> [EXERCISE PROMPT]:
Count lines, not occurrences: give the number of lines holding the word "coordinate", and nothing besides.
start
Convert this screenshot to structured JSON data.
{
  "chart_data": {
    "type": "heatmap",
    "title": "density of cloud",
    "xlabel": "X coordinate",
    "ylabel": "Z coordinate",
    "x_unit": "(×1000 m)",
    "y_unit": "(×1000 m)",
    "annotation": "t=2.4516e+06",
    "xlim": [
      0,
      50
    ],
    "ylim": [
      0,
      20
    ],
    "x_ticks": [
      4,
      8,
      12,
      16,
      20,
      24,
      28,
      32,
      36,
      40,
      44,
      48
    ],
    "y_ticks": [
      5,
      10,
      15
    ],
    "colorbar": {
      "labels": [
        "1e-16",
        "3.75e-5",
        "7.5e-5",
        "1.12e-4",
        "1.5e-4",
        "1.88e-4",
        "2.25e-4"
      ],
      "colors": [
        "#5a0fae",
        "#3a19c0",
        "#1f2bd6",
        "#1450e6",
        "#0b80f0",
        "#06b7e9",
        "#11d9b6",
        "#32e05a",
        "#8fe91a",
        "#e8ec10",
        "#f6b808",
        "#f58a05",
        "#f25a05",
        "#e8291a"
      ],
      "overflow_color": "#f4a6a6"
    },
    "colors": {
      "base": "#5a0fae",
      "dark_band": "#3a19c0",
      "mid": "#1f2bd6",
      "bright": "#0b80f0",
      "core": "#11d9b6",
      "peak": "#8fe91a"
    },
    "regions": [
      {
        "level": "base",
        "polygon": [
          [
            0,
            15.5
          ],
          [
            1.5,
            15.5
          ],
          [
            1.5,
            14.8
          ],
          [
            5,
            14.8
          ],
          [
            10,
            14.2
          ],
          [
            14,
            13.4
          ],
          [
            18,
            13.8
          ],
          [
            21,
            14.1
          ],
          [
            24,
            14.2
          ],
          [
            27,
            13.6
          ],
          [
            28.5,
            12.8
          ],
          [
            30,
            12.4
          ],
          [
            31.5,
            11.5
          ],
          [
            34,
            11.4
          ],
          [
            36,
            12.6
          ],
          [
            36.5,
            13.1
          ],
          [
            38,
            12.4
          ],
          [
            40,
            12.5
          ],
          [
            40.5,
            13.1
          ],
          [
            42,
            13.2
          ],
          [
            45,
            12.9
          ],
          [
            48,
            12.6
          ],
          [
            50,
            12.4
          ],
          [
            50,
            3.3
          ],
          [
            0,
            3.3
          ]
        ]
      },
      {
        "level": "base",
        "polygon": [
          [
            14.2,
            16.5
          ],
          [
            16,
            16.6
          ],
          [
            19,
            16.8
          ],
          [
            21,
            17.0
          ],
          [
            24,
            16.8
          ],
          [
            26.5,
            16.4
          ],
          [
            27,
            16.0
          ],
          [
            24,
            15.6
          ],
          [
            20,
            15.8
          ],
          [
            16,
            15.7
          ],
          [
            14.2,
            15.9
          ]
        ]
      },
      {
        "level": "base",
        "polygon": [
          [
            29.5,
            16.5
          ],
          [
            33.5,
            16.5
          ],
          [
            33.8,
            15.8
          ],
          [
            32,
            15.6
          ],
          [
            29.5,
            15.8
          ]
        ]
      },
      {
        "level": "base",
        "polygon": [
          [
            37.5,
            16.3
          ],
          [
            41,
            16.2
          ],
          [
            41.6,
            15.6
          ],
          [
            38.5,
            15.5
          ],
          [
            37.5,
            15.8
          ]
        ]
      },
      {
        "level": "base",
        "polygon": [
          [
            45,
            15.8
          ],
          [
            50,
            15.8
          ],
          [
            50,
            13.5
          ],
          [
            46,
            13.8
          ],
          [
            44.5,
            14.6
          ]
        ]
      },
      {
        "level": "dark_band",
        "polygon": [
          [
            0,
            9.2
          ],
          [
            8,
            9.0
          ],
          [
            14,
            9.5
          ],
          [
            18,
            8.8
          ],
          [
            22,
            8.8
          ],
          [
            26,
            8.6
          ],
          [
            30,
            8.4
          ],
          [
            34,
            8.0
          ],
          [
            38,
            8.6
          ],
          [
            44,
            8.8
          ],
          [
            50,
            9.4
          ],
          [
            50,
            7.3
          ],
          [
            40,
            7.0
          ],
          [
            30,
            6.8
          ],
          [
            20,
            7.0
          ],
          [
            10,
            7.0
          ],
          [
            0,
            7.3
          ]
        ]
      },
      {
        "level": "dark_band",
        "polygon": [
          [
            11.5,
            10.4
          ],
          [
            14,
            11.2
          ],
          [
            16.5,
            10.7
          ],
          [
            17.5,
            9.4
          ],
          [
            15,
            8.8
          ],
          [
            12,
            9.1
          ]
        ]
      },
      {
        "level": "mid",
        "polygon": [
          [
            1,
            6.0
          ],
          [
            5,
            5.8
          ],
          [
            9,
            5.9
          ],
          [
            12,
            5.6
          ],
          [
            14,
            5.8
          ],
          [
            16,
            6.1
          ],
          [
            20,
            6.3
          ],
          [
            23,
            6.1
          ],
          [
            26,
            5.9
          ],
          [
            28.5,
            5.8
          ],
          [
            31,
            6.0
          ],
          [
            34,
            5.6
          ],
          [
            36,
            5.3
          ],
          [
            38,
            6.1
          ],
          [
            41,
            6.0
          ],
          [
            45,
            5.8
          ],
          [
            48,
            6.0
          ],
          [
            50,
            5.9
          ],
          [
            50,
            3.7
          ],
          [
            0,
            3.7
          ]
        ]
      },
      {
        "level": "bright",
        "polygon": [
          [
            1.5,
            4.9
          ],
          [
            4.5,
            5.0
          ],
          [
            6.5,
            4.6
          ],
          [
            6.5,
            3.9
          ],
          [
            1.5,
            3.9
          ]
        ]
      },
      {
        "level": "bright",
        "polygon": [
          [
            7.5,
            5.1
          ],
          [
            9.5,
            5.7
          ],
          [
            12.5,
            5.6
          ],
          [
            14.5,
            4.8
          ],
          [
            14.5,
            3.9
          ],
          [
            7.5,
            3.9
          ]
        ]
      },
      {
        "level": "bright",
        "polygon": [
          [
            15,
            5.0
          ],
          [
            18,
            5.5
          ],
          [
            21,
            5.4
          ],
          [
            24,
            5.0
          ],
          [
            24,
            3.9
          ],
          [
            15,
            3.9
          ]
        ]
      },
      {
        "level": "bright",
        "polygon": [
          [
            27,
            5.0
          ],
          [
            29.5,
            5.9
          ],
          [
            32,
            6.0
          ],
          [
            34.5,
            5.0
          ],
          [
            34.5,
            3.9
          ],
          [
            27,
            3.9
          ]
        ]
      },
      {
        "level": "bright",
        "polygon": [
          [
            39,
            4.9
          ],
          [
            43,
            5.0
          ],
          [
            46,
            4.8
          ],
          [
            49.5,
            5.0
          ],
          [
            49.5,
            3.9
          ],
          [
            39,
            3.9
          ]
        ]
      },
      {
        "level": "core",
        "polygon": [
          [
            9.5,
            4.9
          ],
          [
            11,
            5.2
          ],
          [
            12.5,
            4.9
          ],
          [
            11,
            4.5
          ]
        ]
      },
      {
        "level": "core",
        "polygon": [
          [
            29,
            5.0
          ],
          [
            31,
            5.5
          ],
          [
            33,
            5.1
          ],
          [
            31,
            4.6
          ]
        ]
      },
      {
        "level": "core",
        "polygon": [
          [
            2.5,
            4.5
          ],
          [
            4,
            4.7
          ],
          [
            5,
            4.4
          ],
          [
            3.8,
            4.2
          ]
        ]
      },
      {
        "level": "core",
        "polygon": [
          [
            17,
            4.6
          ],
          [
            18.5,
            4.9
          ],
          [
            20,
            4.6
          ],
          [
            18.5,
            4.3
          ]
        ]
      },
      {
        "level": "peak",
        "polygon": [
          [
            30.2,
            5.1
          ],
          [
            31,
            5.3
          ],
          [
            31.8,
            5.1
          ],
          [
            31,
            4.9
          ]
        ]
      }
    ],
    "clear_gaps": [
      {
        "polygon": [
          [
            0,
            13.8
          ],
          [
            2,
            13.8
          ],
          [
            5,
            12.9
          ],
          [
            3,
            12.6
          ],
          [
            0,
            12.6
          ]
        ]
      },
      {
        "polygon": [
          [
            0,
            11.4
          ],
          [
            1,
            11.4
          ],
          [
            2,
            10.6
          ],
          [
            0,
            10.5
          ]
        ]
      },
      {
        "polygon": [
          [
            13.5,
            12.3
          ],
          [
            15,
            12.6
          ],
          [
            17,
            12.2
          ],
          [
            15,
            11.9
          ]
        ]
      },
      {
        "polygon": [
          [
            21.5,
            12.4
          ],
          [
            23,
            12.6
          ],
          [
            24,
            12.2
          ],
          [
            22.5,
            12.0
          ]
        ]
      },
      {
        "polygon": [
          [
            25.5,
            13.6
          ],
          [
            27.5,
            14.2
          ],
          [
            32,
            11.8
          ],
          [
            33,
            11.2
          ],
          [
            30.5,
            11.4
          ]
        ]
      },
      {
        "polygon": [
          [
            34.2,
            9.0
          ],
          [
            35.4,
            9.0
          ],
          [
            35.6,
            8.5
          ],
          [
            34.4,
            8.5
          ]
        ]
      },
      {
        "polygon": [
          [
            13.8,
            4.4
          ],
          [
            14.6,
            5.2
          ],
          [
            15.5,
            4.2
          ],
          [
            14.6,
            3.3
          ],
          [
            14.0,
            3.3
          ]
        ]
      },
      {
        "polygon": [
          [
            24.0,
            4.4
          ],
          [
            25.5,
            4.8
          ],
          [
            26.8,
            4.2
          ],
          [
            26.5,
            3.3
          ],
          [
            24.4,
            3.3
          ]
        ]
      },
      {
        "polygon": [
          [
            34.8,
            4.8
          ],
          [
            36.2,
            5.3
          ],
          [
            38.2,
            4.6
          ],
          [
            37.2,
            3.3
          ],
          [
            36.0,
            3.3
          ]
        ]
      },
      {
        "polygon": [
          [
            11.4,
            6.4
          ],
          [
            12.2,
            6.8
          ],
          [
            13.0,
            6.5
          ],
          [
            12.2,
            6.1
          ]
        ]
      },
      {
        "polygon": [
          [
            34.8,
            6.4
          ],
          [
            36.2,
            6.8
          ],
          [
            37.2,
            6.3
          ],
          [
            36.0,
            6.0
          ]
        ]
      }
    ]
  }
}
end
> [RESULT OF THIS TASK]:
2